What you have to do >> Copy the entries below without any change, from the line containing "button[interactable]: Recents xyxy=(249,338,283,360)" through the line containing "List each element", with both of those lines included.

Records for the task >>
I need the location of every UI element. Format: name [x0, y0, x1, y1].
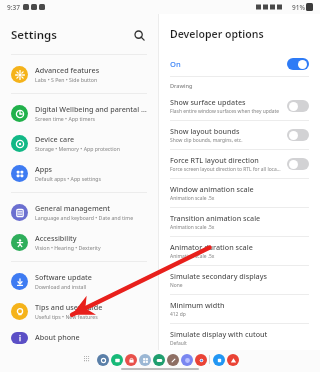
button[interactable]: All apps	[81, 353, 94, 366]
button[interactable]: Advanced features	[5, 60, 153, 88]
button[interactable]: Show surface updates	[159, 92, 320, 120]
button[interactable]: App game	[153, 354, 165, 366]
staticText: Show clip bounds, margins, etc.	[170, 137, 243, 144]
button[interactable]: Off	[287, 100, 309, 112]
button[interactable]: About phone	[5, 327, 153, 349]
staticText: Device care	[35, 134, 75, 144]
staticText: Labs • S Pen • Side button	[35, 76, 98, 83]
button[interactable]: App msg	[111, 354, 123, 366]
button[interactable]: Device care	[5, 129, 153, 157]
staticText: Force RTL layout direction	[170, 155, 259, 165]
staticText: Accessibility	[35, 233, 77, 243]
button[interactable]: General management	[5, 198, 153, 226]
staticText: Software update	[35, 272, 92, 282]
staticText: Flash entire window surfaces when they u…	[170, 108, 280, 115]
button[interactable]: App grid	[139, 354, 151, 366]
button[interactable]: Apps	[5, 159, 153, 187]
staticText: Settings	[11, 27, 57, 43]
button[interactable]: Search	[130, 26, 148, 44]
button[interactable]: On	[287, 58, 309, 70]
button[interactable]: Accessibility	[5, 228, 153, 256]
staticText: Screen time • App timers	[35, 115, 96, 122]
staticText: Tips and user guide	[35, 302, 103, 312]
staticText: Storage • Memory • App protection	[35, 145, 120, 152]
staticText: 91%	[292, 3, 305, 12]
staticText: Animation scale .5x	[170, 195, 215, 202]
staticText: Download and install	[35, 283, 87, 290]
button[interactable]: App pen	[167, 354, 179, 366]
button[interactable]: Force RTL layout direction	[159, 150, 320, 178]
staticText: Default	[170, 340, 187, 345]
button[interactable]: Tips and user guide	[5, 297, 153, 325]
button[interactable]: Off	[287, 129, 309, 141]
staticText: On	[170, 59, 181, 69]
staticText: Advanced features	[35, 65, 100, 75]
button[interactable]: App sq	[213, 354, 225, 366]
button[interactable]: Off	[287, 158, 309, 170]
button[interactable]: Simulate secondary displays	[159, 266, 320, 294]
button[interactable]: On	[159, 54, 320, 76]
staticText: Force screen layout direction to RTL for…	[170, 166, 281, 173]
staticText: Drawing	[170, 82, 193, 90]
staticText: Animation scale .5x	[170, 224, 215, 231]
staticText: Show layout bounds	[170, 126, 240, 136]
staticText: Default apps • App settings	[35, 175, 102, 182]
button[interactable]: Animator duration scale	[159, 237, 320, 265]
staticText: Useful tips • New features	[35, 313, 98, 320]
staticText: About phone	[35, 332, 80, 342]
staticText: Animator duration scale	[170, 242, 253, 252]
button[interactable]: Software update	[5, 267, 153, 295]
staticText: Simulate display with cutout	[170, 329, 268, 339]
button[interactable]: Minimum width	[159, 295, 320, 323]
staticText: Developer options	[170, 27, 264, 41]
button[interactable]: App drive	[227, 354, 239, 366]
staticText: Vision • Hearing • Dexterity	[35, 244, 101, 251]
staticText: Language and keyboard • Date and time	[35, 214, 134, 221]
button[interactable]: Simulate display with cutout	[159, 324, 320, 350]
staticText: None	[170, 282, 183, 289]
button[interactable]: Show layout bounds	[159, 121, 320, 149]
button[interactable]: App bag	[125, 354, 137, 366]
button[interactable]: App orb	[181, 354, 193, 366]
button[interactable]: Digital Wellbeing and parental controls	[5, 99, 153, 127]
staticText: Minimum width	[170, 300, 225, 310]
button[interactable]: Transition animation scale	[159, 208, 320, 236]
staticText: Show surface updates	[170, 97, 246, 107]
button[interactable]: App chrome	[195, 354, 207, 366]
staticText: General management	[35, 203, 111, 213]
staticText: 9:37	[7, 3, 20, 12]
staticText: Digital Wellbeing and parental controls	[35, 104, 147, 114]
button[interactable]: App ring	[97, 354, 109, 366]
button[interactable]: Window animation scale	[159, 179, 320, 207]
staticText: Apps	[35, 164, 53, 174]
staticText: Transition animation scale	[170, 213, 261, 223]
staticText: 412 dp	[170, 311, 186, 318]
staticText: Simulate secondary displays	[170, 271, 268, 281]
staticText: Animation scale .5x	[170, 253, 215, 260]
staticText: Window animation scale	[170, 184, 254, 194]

--

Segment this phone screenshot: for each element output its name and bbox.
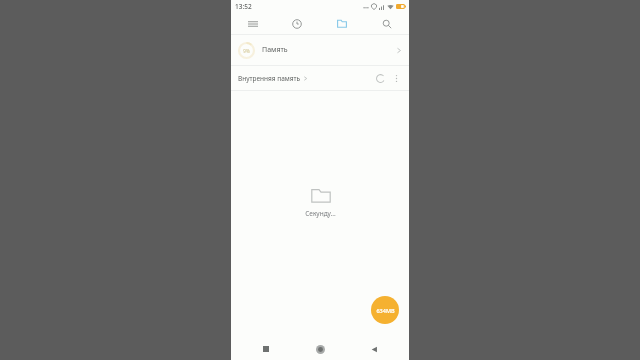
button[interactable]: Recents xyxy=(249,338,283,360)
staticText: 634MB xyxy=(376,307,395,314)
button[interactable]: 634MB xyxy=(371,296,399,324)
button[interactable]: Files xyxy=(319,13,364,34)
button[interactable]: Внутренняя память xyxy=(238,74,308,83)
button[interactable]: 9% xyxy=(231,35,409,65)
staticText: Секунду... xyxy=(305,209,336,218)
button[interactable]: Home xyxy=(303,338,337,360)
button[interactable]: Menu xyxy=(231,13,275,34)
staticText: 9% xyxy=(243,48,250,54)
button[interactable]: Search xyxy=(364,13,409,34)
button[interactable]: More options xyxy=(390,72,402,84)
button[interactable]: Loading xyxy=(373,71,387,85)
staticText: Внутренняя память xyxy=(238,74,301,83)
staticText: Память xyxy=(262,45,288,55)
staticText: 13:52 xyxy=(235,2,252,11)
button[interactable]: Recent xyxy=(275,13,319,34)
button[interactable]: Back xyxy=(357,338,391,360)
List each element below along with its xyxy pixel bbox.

---

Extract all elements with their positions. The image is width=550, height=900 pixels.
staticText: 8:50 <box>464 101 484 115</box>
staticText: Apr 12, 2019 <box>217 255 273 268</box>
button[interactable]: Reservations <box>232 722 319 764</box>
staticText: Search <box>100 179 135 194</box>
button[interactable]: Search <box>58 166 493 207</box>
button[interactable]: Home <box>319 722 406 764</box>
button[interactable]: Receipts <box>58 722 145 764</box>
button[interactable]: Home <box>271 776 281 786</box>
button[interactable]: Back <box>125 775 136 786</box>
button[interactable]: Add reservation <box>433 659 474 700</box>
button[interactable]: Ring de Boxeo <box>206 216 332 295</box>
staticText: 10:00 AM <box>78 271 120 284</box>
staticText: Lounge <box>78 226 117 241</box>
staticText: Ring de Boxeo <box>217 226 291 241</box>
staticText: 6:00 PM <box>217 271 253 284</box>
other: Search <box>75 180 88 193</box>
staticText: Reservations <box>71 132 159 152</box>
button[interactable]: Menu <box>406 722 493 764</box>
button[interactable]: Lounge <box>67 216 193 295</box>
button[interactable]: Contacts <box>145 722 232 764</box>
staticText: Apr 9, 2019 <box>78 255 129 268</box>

Task result >>
button[interactable]: Recents xyxy=(249,338,283,360)
staticText: 634MB xyxy=(376,307,395,314)
button[interactable]: 634MB xyxy=(371,296,399,324)
button[interactable]: Files xyxy=(319,13,364,34)
button[interactable]: Внутренняя память xyxy=(238,74,308,83)
button[interactable]: 9% xyxy=(231,35,409,65)
staticText: Секунду... xyxy=(305,209,336,218)
button[interactable]: Home xyxy=(303,338,337,360)
button[interactable]: Menu xyxy=(231,13,275,34)
staticText: 9% xyxy=(243,48,250,54)
button[interactable]: Search xyxy=(364,13,409,34)
button[interactable]: More options xyxy=(390,72,402,84)
button[interactable]: Loading xyxy=(373,71,387,85)
staticText: Внутренняя память xyxy=(238,74,301,83)
staticText: Память xyxy=(262,45,288,55)
staticText: 13:52 xyxy=(235,2,252,11)
button[interactable]: Recent xyxy=(275,13,319,34)
button[interactable]: Back xyxy=(357,338,391,360)
List each element below along with its xyxy pixel bbox.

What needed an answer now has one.